Write out the records word for word, with no pictures.

• **Extracted records**:

● ● ● ●

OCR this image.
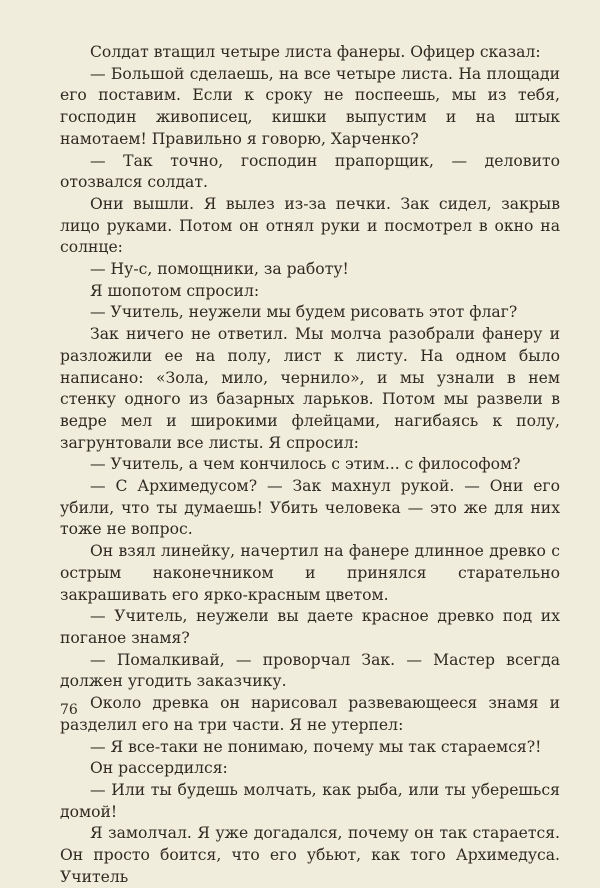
Солдат втащил четыре листа фанеры. Офицер сказал:

— Большой сделаешь, на все четыре листа. На площади его поставим. Если к сроку не поспеешь, мы из тебя, господин живописец, кишки выпустим и на штык намотаем! Правильно я говорю, Харченко?

— Так точно, господин прапорщик, — деловито отозвался солдат.

Они вышли. Я вылез из-за печки. Зак сидел, закрыв лицо руками. Потом он отнял руки и посмотрел в окно на солнце:

— Ну-с, помощники, за работу!

Я шопотом спросил:

— Учитель, неужели мы будем рисовать этот флаг?

Зак ничего не ответил. Мы молча разобрали фанеру и разложили ее на полу, лист к листу. На одном было написано: «Зола, мило, чернило», и мы узнали в нем стенку одного из базарных ларьков. Потом мы развели в ведре мел и широкими флейцами, нагибаясь к полу, загрунтовали все листы. Я спросил:

— Учитель, а чем кончилось с этим... с философом?

— С Архимедусом? — Зак махнул рукой. — Они его убили, что ты думаешь! Убить человека — это же для них тоже не вопрос.

Он взял линейку, начертил на фанере длинное древко с острым наконечником и принялся старательно закрашивать его ярко-красным цветом.

— Учитель, неужели вы даете красное древко под их поганое знамя?

— Помалкивай, — проворчал Зак. — Мастер всегда должен угодить заказчику.

Около древка он нарисовал развевающееся знамя и разделил его на три части. Я не утерпел:

— Я все-таки не понимаю, почему мы так стараемся?!

Он рассердился:

— Или ты будешь молчать, как рыба, или ты уберешься домой!

Я замолчал. Я уже догадался, почему он так старается. Он просто боится, что его убьют, как того Архимедуса. Учитель

76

● ● ● ●

• **Written response**:
OCR this image.
Солдат втащил четыре листа фанеры. Офицер сказал:

— Большой сделаешь, на все четыре листа. На площади его поставим. Если к сроку не поспеешь, мы из тебя, господин живописец, кишки выпустим и на штык намотаем! Правильно я говорю, Харченко?

— Так точно, господин прапорщик, — деловито отозвался солдат.

Они вышли. Я вылез из-за печки. Зак сидел, закрыв лицо руками. Потом он отнял руки и посмотрел в окно на солнце:

— Ну-с, помощники, за работу!

Я шопотом спросил:

— Учитель, неужели мы будем рисовать этот флаг?

Зак ничего не ответил. Мы молча разобрали фанеру и разложили ее на полу, лист к листу. На одном было написано: «Зола, мило, чернило», и мы узнали в нем стенку одного из базарных ларьков. Потом мы развели в ведре мел и широкими флейцами, нагибаясь к полу, загрунтовали все листы. Я спросил:

— Учитель, а чем кончилось с этим... с философом?

— С Архимедусом? — Зак махнул рукой. — Они его убили, что ты думаешь! Убить человека — это же для них тоже не вопрос.

Он взял линейку, начертил на фанере длинное древко с острым наконечником и принялся старательно закрашивать его ярко-красным цветом.

— Учитель, неужели вы даете красное древко под их поганое знамя?

— Помалкивай, — проворчал Зак. — Мастер всегда должен угодить заказчику.

Около древка он нарисовал развевающееся знамя и разделил его на три части. Я не утерпел:

— Я все-таки не понимаю, почему мы так стараемся?!

Он рассердился:

— Или ты будешь молчать, как рыба, или ты уберешься домой!

Я замолчал. Я уже догадался, почему он так старается. Он просто боится, что его убьют, как того Архимедуса. Учитель

76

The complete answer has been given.